Everything in the listing should be restated word for word.

Dataset entries on figures
◆ ◆ ◆
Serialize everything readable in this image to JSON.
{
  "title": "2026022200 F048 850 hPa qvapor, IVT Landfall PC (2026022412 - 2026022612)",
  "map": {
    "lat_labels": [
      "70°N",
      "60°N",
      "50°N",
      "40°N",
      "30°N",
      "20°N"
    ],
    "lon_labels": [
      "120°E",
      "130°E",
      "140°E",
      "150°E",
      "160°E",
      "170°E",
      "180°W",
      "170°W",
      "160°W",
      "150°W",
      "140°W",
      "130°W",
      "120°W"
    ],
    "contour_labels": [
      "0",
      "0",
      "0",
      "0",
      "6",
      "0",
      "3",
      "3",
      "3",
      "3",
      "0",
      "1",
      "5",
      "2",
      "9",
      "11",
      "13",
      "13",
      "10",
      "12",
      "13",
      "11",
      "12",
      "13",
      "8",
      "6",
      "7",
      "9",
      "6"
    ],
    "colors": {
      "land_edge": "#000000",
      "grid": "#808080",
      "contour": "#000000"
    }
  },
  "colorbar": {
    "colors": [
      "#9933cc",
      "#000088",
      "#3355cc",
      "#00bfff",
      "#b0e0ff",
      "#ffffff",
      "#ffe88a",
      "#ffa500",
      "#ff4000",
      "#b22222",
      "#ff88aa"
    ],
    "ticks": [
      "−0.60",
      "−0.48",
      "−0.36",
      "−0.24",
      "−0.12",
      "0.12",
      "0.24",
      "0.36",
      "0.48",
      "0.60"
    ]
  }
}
◆ ◆ ◆
Solution to the exercise:
Serialize everything readable in this image to JSON.
{
  "title": "2026022200 F048 850 hPa qvapor, IVT Landfall PC (2026022412 - 2026022612)",
  "map": {
    "lat_labels": [
      "70°N",
      "60°N",
      "50°N",
      "40°N",
      "30°N",
      "20°N"
    ],
    "lon_labels": [
      "120°E",
      "130°E",
      "140°E",
      "150°E",
      "160°E",
      "170°E",
      "180°W",
      "170°W",
      "160°W",
      "150°W",
      "140°W",
      "130°W",
      "120°W"
    ],
    "contour_labels": [
      "0",
      "0",
      "0",
      "0",
      "6",
      "0",
      "3",
      "3",
      "3",
      "3",
      "0",
      "1",
      "5",
      "2",
      "9",
      "11",
      "13",
      "13",
      "10",
      "12",
      "13",
      "11",
      "12",
      "13",
      "8",
      "6",
      "7",
      "9",
      "6"
    ],
    "colors": {
      "land_edge": "#000000",
      "grid": "#808080",
      "contour": "#000000"
    }
  },
  "colorbar": {
    "colors": [
      "#9933cc",
      "#000088",
      "#3355cc",
      "#00bfff",
      "#b0e0ff",
      "#ffffff",
      "#ffe88a",
      "#ffa500",
      "#ff4000",
      "#b22222",
      "#ff88aa"
    ],
    "ticks": [
      "−0.60",
      "−0.48",
      "−0.36",
      "−0.24",
      "−0.12",
      "0.12",
      "0.24",
      "0.36",
      "0.48",
      "0.60"
    ]
  }
}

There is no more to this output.